**INFORMATION SHOWN**
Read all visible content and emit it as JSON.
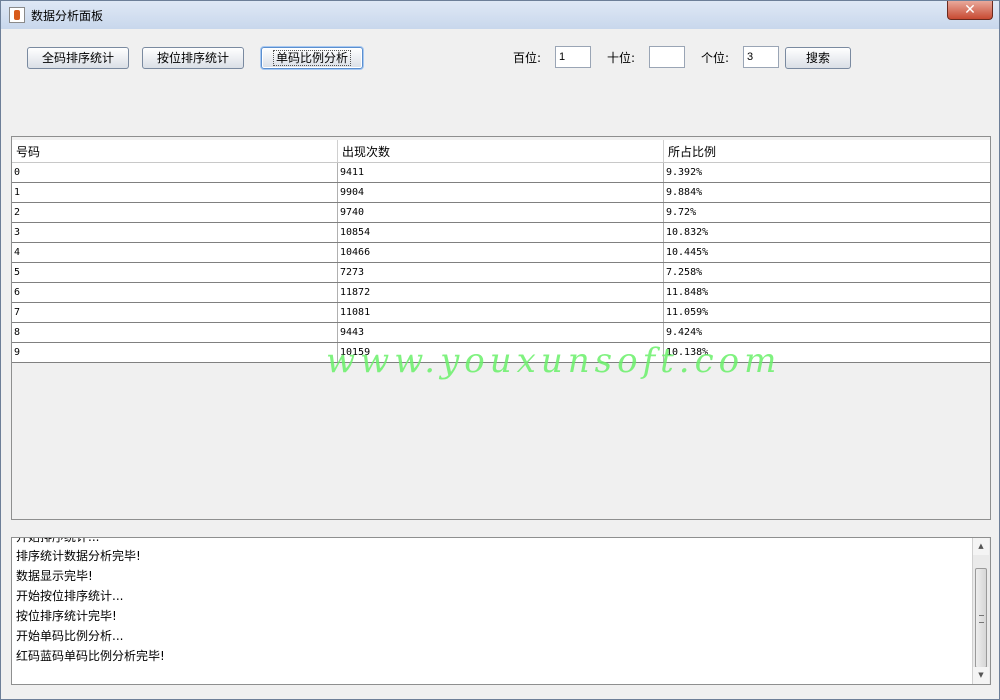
{
  "window": {
    "title": "数据分析面板",
    "close_label": "✕"
  },
  "toolbar": {
    "full_sort_label": "全码排序统计",
    "position_sort_label": "按位排序统计",
    "single_ratio_label": "单码比例分析",
    "hundreds_label": "百位:",
    "hundreds_value": "1",
    "tens_label": "十位:",
    "tens_value": "",
    "ones_label": "个位:",
    "ones_value": "3",
    "search_label": "搜索"
  },
  "table": {
    "columns": [
      "号码",
      "出现次数",
      "所占比例"
    ],
    "rows": [
      [
        "0",
        "9411",
        "9.392%"
      ],
      [
        "1",
        "9904",
        "9.884%"
      ],
      [
        "2",
        "9740",
        "9.72%"
      ],
      [
        "3",
        "10854",
        "10.832%"
      ],
      [
        "4",
        "10466",
        "10.445%"
      ],
      [
        "5",
        "7273",
        "7.258%"
      ],
      [
        "6",
        "11872",
        "11.848%"
      ],
      [
        "7",
        "11081",
        "11.059%"
      ],
      [
        "8",
        "9443",
        "9.424%"
      ],
      [
        "9",
        "10159",
        "10.138%"
      ]
    ]
  },
  "watermark": "www.youxunsoft.com",
  "log": {
    "lines": [
      "开始排序统计...",
      "排序统计数据分析完毕!",
      "数据显示完毕!",
      "开始按位排序统计...",
      "按位排序统计完毕!",
      "开始单码比例分析...",
      "红码蓝码单码比例分析完毕!"
    ]
  },
  "scrollbar": {
    "up_icon": "up-arrow-icon",
    "down_icon": "down-arrow-icon"
  }
}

**PROBLEM REQUIREMENTS**
Output an exact copy of the material, with the pictures removed.

**REPLY TO THE EXERCISE**
Read all visible content and emit it as JSON.
{
  "window": {
    "title": "数据分析面板",
    "close_label": "✕"
  },
  "toolbar": {
    "full_sort_label": "全码排序统计",
    "position_sort_label": "按位排序统计",
    "single_ratio_label": "单码比例分析",
    "hundreds_label": "百位:",
    "hundreds_value": "1",
    "tens_label": "十位:",
    "tens_value": "",
    "ones_label": "个位:",
    "ones_value": "3",
    "search_label": "搜索"
  },
  "table": {
    "columns": [
      "号码",
      "出现次数",
      "所占比例"
    ],
    "rows": [
      [
        "0",
        "9411",
        "9.392%"
      ],
      [
        "1",
        "9904",
        "9.884%"
      ],
      [
        "2",
        "9740",
        "9.72%"
      ],
      [
        "3",
        "10854",
        "10.832%"
      ],
      [
        "4",
        "10466",
        "10.445%"
      ],
      [
        "5",
        "7273",
        "7.258%"
      ],
      [
        "6",
        "11872",
        "11.848%"
      ],
      [
        "7",
        "11081",
        "11.059%"
      ],
      [
        "8",
        "9443",
        "9.424%"
      ],
      [
        "9",
        "10159",
        "10.138%"
      ]
    ]
  },
  "watermark": "www.youxunsoft.com",
  "log": {
    "lines": [
      "开始排序统计...",
      "排序统计数据分析完毕!",
      "数据显示完毕!",
      "开始按位排序统计...",
      "按位排序统计完毕!",
      "开始单码比例分析...",
      "红码蓝码单码比例分析完毕!"
    ]
  },
  "scrollbar": {
    "up_icon": "up-arrow-icon",
    "down_icon": "down-arrow-icon"
  }
}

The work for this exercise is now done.